» What to do
In the data below, locate each line with the word "name" and list it.

» Rows from a dataset
····················

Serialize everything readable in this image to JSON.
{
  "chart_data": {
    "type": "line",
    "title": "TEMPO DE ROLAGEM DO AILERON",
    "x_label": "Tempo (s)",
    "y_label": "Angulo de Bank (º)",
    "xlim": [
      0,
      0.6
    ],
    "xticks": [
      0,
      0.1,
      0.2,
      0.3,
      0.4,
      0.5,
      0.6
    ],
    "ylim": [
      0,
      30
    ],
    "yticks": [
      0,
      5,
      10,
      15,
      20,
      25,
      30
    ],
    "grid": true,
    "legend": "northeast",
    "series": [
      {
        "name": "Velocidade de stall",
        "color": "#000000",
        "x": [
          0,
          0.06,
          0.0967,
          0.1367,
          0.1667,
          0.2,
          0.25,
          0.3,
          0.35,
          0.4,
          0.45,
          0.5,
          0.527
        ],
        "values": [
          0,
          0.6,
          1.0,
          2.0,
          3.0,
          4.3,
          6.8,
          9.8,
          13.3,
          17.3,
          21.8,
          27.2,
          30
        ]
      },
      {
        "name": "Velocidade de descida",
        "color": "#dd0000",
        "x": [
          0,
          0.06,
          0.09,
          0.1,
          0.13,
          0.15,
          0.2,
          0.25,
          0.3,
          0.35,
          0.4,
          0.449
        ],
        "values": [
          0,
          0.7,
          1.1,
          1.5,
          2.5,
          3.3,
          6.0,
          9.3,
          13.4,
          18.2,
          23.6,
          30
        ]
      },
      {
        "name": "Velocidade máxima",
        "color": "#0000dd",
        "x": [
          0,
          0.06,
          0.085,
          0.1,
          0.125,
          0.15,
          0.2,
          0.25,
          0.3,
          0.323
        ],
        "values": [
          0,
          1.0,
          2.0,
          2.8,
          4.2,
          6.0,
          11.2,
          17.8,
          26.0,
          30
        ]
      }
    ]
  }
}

····················

» Result for this task
        "name": "Velocidade de stall",
        "name": "Velocidade de descida",
        "name": "Velocidade máxima",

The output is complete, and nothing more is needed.